資料一覧 →

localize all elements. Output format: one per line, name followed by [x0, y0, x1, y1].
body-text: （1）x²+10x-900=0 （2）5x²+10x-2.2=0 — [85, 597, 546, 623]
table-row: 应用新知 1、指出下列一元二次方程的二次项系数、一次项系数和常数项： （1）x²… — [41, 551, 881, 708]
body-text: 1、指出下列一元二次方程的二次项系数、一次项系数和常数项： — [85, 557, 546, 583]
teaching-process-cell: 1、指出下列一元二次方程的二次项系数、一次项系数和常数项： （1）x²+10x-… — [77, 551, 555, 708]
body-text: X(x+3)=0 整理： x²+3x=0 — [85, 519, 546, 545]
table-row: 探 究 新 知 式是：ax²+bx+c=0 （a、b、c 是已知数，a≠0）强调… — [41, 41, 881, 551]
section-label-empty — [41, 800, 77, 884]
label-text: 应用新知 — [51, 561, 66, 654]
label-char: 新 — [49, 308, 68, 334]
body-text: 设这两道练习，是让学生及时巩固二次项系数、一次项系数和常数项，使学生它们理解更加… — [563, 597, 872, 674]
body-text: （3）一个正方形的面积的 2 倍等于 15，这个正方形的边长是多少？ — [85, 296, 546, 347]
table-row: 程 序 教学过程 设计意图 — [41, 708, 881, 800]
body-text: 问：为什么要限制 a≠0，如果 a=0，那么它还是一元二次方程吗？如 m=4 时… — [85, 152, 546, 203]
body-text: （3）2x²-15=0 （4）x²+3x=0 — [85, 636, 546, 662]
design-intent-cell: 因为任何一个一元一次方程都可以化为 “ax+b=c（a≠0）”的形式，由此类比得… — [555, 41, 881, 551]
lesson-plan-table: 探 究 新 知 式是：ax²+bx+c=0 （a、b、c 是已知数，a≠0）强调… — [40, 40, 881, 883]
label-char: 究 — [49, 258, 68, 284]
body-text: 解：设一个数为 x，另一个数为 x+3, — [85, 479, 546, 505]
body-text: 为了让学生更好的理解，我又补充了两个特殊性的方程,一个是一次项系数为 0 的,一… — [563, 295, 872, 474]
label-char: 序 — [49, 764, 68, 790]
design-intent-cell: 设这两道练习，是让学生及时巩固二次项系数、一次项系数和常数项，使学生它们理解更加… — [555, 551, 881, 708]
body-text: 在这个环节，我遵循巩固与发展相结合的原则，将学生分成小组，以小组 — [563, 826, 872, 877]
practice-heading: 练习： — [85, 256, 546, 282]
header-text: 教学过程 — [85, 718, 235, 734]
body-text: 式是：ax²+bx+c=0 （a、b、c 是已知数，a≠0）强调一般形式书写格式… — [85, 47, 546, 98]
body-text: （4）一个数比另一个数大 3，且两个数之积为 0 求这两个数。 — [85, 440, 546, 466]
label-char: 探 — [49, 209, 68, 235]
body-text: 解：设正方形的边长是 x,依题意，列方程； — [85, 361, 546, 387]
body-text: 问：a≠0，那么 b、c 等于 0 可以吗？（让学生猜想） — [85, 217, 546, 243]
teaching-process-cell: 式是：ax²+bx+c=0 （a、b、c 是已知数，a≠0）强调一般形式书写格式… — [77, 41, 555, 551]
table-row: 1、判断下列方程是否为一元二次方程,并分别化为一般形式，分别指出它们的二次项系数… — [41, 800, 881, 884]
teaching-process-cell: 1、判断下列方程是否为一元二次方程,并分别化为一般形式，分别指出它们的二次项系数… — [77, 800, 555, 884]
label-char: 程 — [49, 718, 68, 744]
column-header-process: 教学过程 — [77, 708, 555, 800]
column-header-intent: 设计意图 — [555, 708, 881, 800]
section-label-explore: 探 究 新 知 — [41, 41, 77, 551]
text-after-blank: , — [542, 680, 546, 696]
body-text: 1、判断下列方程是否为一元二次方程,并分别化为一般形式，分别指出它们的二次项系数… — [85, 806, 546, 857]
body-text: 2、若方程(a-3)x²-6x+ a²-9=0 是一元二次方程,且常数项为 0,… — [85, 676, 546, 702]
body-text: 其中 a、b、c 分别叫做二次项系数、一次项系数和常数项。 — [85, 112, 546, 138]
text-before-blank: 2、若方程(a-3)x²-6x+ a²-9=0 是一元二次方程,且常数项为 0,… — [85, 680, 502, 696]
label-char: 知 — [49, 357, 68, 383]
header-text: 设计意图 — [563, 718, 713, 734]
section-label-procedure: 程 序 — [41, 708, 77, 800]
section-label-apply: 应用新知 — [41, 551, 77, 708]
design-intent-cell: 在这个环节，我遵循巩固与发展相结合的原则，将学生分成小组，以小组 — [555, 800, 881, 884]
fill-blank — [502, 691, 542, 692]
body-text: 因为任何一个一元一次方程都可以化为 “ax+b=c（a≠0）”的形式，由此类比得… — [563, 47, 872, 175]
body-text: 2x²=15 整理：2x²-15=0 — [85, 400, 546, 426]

課題の説明 →
上の資料のすべての行で「body-text」を「main-text」に入れ替え、それ以外はそのままにしてもう一度書き出してください。

解答 →
localize all elements. Output format: one per line, name followed by [x0, y0, x1, y1].
main-text: （1）x²+10x-900=0 （2）5x²+10x-2.2=0 — [85, 597, 546, 623]
table-row: 应用新知 1、指出下列一元二次方程的二次项系数、一次项系数和常数项： （1）x²… — [41, 551, 881, 708]
main-text: 1、指出下列一元二次方程的二次项系数、一次项系数和常数项： — [85, 557, 546, 583]
teaching-process-cell: 1、指出下列一元二次方程的二次项系数、一次项系数和常数项： （1）x²+10x-… — [77, 551, 555, 708]
main-text: X(x+3)=0 整理： x²+3x=0 — [85, 519, 546, 545]
table-row: 探 究 新 知 式是：ax²+bx+c=0 （a、b、c 是已知数，a≠0）强调… — [41, 41, 881, 551]
section-label-empty — [41, 800, 77, 884]
label-text: 应用新知 — [51, 561, 66, 654]
label-char: 新 — [49, 308, 68, 334]
main-text: 设这两道练习，是让学生及时巩固二次项系数、一次项系数和常数项，使学生它们理解更加… — [563, 597, 872, 674]
main-text: （3）一个正方形的面积的 2 倍等于 15，这个正方形的边长是多少？ — [85, 296, 546, 347]
table-row: 程 序 教学过程 设计意图 — [41, 708, 881, 800]
main-text: 问：为什么要限制 a≠0，如果 a=0，那么它还是一元二次方程吗？如 m=4 时… — [85, 152, 546, 203]
main-text: （3）2x²-15=0 （4）x²+3x=0 — [85, 636, 546, 662]
design-intent-cell: 因为任何一个一元一次方程都可以化为 “ax+b=c（a≠0）”的形式，由此类比得… — [555, 41, 881, 551]
lesson-plan-table: 探 究 新 知 式是：ax²+bx+c=0 （a、b、c 是已知数，a≠0）强调… — [40, 40, 881, 883]
label-char: 究 — [49, 258, 68, 284]
main-text: 解：设一个数为 x，另一个数为 x+3, — [85, 479, 546, 505]
main-text: 为了让学生更好的理解，我又补充了两个特殊性的方程,一个是一次项系数为 0 的,一… — [563, 295, 872, 474]
label-char: 序 — [49, 764, 68, 790]
design-intent-cell: 设这两道练习，是让学生及时巩固二次项系数、一次项系数和常数项，使学生它们理解更加… — [555, 551, 881, 708]
main-text: 在这个环节，我遵循巩固与发展相结合的原则，将学生分成小组，以小组 — [563, 826, 872, 877]
practice-heading: 练习： — [85, 256, 546, 282]
header-text: 教学过程 — [85, 718, 235, 734]
main-text: 式是：ax²+bx+c=0 （a、b、c 是已知数，a≠0）强调一般形式书写格式… — [85, 47, 546, 98]
main-text: （4）一个数比另一个数大 3，且两个数之积为 0 求这两个数。 — [85, 440, 546, 466]
label-char: 探 — [49, 209, 68, 235]
main-text: 解：设正方形的边长是 x,依题意，列方程； — [85, 361, 546, 387]
main-text: 问：a≠0，那么 b、c 等于 0 可以吗？（让学生猜想） — [85, 217, 546, 243]
teaching-process-cell: 式是：ax²+bx+c=0 （a、b、c 是已知数，a≠0）强调一般形式书写格式… — [77, 41, 555, 551]
table-row: 1、判断下列方程是否为一元二次方程,并分别化为一般形式，分别指出它们的二次项系数… — [41, 800, 881, 884]
teaching-process-cell: 1、判断下列方程是否为一元二次方程,并分别化为一般形式，分别指出它们的二次项系数… — [77, 800, 555, 884]
label-char: 程 — [49, 718, 68, 744]
column-header-process: 教学过程 — [77, 708, 555, 800]
column-header-intent: 设计意图 — [555, 708, 881, 800]
section-label-explore: 探 究 新 知 — [41, 41, 77, 551]
text-after-blank: , — [542, 680, 546, 696]
main-text: 1、判断下列方程是否为一元二次方程,并分别化为一般形式，分别指出它们的二次项系数… — [85, 806, 546, 857]
main-text: 2、若方程(a-3)x²-6x+ a²-9=0 是一元二次方程,且常数项为 0,… — [85, 676, 546, 702]
main-text: 其中 a、b、c 分别叫做二次项系数、一次项系数和常数项。 — [85, 112, 546, 138]
text-before-blank: 2、若方程(a-3)x²-6x+ a²-9=0 是一元二次方程,且常数项为 0,… — [85, 680, 502, 696]
label-char: 知 — [49, 357, 68, 383]
header-text: 设计意图 — [563, 718, 713, 734]
section-label-procedure: 程 序 — [41, 708, 77, 800]
section-label-apply: 应用新知 — [41, 551, 77, 708]
design-intent-cell: 在这个环节，我遵循巩固与发展相结合的原则，将学生分成小组，以小组 — [555, 800, 881, 884]
fill-blank — [502, 691, 542, 692]
main-text: 因为任何一个一元一次方程都可以化为 “ax+b=c（a≠0）”的形式，由此类比得… — [563, 47, 872, 175]
main-text: 2x²=15 整理：2x²-15=0 — [85, 400, 546, 426]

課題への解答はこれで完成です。